[Data Tercatat]
- - - - -
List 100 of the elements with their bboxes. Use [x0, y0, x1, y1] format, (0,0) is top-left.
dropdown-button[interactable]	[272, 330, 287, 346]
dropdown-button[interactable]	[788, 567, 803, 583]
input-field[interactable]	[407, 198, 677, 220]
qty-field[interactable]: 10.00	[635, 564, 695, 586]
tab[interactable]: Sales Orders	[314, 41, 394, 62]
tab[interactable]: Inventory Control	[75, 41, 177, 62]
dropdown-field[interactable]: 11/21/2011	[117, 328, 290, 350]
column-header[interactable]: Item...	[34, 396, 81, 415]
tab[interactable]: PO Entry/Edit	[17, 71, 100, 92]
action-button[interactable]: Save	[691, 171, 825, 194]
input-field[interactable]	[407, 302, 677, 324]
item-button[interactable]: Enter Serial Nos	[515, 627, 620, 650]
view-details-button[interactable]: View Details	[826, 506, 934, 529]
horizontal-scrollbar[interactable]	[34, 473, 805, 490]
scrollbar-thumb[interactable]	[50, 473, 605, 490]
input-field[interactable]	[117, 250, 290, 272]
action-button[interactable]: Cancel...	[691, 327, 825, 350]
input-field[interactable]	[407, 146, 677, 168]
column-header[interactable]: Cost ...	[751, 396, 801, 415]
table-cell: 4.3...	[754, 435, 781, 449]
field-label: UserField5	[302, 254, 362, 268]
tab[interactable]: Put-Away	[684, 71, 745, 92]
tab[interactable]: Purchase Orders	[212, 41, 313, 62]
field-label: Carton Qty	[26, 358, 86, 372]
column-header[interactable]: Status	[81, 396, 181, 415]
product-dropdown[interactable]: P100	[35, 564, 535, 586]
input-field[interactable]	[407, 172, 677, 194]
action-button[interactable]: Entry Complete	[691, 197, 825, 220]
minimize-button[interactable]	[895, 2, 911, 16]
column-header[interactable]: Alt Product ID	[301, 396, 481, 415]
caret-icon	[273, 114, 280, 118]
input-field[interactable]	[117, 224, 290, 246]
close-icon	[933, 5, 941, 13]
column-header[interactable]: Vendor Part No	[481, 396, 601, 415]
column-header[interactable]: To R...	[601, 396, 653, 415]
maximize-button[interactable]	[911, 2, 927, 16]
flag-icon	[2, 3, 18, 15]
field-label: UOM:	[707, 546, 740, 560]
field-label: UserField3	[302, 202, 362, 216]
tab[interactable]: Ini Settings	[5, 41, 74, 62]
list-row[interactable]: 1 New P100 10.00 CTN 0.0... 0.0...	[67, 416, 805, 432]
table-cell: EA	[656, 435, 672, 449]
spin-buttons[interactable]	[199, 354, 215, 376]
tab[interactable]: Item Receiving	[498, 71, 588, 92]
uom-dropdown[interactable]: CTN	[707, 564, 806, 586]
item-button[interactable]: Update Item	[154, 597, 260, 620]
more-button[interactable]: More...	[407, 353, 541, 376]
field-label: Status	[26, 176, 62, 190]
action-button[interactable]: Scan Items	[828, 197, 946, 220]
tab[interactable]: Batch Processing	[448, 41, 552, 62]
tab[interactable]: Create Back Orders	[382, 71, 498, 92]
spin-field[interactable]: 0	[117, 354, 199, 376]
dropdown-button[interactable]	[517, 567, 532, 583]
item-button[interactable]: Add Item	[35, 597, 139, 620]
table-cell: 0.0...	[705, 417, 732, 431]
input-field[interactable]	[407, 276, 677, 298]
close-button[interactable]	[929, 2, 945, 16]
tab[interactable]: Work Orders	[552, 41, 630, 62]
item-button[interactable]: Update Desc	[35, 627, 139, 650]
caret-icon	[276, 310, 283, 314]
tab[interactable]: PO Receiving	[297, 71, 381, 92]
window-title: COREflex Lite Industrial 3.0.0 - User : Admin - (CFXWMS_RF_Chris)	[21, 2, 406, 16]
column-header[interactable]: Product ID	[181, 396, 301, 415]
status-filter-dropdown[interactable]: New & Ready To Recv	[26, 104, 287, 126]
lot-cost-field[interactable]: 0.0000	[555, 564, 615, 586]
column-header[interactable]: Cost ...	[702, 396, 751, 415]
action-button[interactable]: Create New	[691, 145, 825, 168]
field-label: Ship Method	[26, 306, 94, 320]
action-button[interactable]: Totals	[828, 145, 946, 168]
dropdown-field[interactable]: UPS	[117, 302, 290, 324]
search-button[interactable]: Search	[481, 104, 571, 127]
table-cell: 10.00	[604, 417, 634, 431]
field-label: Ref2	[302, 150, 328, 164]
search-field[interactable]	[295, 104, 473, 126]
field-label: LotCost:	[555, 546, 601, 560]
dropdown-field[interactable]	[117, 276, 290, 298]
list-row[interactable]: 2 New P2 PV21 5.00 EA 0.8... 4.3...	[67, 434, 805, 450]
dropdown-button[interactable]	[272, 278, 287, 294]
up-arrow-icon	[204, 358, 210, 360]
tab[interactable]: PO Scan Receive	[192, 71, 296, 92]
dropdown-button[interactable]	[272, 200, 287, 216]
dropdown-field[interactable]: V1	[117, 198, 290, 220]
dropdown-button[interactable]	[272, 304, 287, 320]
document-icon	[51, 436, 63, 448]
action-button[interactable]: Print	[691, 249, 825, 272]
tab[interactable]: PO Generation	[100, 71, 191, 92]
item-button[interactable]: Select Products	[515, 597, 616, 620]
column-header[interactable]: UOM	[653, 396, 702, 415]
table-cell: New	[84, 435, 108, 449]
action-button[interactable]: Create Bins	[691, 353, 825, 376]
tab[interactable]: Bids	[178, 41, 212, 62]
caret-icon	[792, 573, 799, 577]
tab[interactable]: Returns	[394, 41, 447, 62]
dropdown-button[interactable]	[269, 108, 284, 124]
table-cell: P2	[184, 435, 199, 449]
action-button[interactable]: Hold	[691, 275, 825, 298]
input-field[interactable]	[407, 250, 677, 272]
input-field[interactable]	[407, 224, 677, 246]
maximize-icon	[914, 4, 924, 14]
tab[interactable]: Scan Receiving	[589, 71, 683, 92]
- - - - -
## Tugas yang Dikerjakan:
Salin ulang semua baris di atas tanpa mengubah satu karakter pun.

## Jawaban Latihan:
List 100 of the elements with their bboxes. Use [x0, y0, x1, y1] format, (0,0) is top-left.
dropdown-button[interactable]	[272, 330, 287, 346]
dropdown-button[interactable]	[788, 567, 803, 583]
input-field[interactable]	[407, 198, 677, 220]
qty-field[interactable]: 10.00	[635, 564, 695, 586]
tab[interactable]: Sales Orders	[314, 41, 394, 62]
tab[interactable]: Inventory Control	[75, 41, 177, 62]
dropdown-field[interactable]: 11/21/2011	[117, 328, 290, 350]
column-header[interactable]: Item...	[34, 396, 81, 415]
tab[interactable]: PO Entry/Edit	[17, 71, 100, 92]
action-button[interactable]: Save	[691, 171, 825, 194]
input-field[interactable]	[407, 302, 677, 324]
item-button[interactable]: Enter Serial Nos	[515, 627, 620, 650]
view-details-button[interactable]: View Details	[826, 506, 934, 529]
horizontal-scrollbar[interactable]	[34, 473, 805, 490]
scrollbar-thumb[interactable]	[50, 473, 605, 490]
input-field[interactable]	[117, 250, 290, 272]
action-button[interactable]: Cancel...	[691, 327, 825, 350]
input-field[interactable]	[407, 146, 677, 168]
column-header[interactable]: Cost ...	[751, 396, 801, 415]
table-cell: 4.3...	[754, 435, 781, 449]
field-label: UserField5	[302, 254, 362, 268]
tab[interactable]: Put-Away	[684, 71, 745, 92]
tab[interactable]: Purchase Orders	[212, 41, 313, 62]
field-label: Carton Qty	[26, 358, 86, 372]
column-header[interactable]: Status	[81, 396, 181, 415]
product-dropdown[interactable]: P100	[35, 564, 535, 586]
input-field[interactable]	[407, 172, 677, 194]
action-button[interactable]: Entry Complete	[691, 197, 825, 220]
minimize-button[interactable]	[895, 2, 911, 16]
column-header[interactable]: Alt Product ID	[301, 396, 481, 415]
caret-icon	[273, 114, 280, 118]
input-field[interactable]	[117, 224, 290, 246]
close-icon	[933, 5, 941, 13]
column-header[interactable]: Vendor Part No	[481, 396, 601, 415]
column-header[interactable]: To R...	[601, 396, 653, 415]
maximize-button[interactable]	[911, 2, 927, 16]
flag-icon	[2, 3, 18, 15]
field-label: UOM:	[707, 546, 740, 560]
field-label: UserField3	[302, 202, 362, 216]
tab[interactable]: Ini Settings	[5, 41, 74, 62]
list-row[interactable]: 1 New P100 10.00 CTN 0.0... 0.0...	[67, 416, 805, 432]
table-cell: EA	[656, 435, 672, 449]
spin-buttons[interactable]	[199, 354, 215, 376]
tab[interactable]: Item Receiving	[498, 71, 588, 92]
uom-dropdown[interactable]: CTN	[707, 564, 806, 586]
item-button[interactable]: Update Item	[154, 597, 260, 620]
more-button[interactable]: More...	[407, 353, 541, 376]
field-label: Status	[26, 176, 62, 190]
action-button[interactable]: Scan Items	[828, 197, 946, 220]
tab[interactable]: Batch Processing	[448, 41, 552, 62]
tab[interactable]: Create Back Orders	[382, 71, 498, 92]
spin-field[interactable]: 0	[117, 354, 199, 376]
dropdown-button[interactable]	[517, 567, 532, 583]
item-button[interactable]: Add Item	[35, 597, 139, 620]
table-cell: 0.0...	[705, 417, 732, 431]
input-field[interactable]	[407, 276, 677, 298]
close-button[interactable]	[929, 2, 945, 16]
tab[interactable]: Work Orders	[552, 41, 630, 62]
item-button[interactable]: Update Desc	[35, 627, 139, 650]
caret-icon	[276, 310, 283, 314]
tab[interactable]: PO Receiving	[297, 71, 381, 92]
window-title: COREflex Lite Industrial 3.0.0 - User : Admin - (CFXWMS_RF_Chris)	[21, 2, 406, 16]
column-header[interactable]: Product ID	[181, 396, 301, 415]
status-filter-dropdown[interactable]: New & Ready To Recv	[26, 104, 287, 126]
lot-cost-field[interactable]: 0.0000	[555, 564, 615, 586]
column-header[interactable]: Cost ...	[702, 396, 751, 415]
action-button[interactable]: Create New	[691, 145, 825, 168]
field-label: Ship Method	[26, 306, 94, 320]
action-button[interactable]: Totals	[828, 145, 946, 168]
dropdown-field[interactable]: UPS	[117, 302, 290, 324]
search-button[interactable]: Search	[481, 104, 571, 127]
table-cell: 10.00	[604, 417, 634, 431]
field-label: Ref2	[302, 150, 328, 164]
search-field[interactable]	[295, 104, 473, 126]
field-label: LotCost:	[555, 546, 601, 560]
dropdown-field[interactable]	[117, 276, 290, 298]
list-row[interactable]: 2 New P2 PV21 5.00 EA 0.8... 4.3...	[67, 434, 805, 450]
dropdown-button[interactable]	[272, 278, 287, 294]
up-arrow-icon	[204, 358, 210, 360]
tab[interactable]: PO Scan Receive	[192, 71, 296, 92]
dropdown-button[interactable]	[272, 200, 287, 216]
dropdown-field[interactable]: V1	[117, 198, 290, 220]
dropdown-button[interactable]	[272, 304, 287, 320]
document-icon	[51, 436, 63, 448]
action-button[interactable]: Print	[691, 249, 825, 272]
tab[interactable]: PO Generation	[100, 71, 191, 92]
item-button[interactable]: Select Products	[515, 597, 616, 620]
column-header[interactable]: UOM	[653, 396, 702, 415]
table-cell: New	[84, 435, 108, 449]
action-button[interactable]: Create Bins	[691, 353, 825, 376]
tab[interactable]: Bids	[178, 41, 212, 62]
caret-icon	[792, 573, 799, 577]
tab[interactable]: Returns	[394, 41, 447, 62]
dropdown-button[interactable]	[269, 108, 284, 124]
table-cell: P2	[184, 435, 199, 449]
action-button[interactable]: Hold	[691, 275, 825, 298]
input-field[interactable]	[407, 250, 677, 272]
input-field[interactable]	[407, 224, 677, 246]
maximize-icon	[914, 4, 924, 14]
tab[interactable]: Scan Receiving	[589, 71, 683, 92]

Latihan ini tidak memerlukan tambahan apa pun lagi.